Dataset rows:
• • • • •
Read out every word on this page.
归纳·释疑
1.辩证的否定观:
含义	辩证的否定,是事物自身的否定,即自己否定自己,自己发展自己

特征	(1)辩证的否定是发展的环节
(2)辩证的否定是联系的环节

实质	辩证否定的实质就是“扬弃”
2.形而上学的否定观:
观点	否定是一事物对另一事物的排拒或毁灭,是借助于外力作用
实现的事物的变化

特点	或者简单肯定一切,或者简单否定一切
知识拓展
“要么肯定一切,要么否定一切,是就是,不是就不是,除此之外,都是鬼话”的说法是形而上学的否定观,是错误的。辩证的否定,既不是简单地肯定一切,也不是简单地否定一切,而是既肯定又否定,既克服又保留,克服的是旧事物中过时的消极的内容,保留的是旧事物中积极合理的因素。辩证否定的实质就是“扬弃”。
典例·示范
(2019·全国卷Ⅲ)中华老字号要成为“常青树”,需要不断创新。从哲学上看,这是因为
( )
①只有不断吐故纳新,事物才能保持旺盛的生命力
• • • • •
OBJECTIVE: Return all of the entries exactly as they were supplied.

ANSWER TO THE EXERCISE:
Read out every word on this page.
归纳·释疑
1.辩证的否定观:
含义	辩证的否定,是事物自身的否定,即自己否定自己,自己发展自己

特征	(1)辩证的否定是发展的环节
(2)辩证的否定是联系的环节

实质	辩证否定的实质就是“扬弃”
2.形而上学的否定观:
观点	否定是一事物对另一事物的排拒或毁灭,是借助于外力作用
实现的事物的变化

特点	或者简单肯定一切,或者简单否定一切
知识拓展
“要么肯定一切,要么否定一切,是就是,不是就不是,除此之外,都是鬼话”的说法是形而上学的否定观,是错误的。辩证的否定,既不是简单地肯定一切,也不是简单地否定一切,而是既肯定又否定,既克服又保留,克服的是旧事物中过时的消极的内容,保留的是旧事物中积极合理的因素。辩证否定的实质就是“扬弃”。
典例·示范
(2019·全国卷Ⅲ)中华老字号要成为“常青树”,需要不断创新。从哲学上看,这是因为
( )
①只有不断吐故纳新,事物才能保持旺盛的生命力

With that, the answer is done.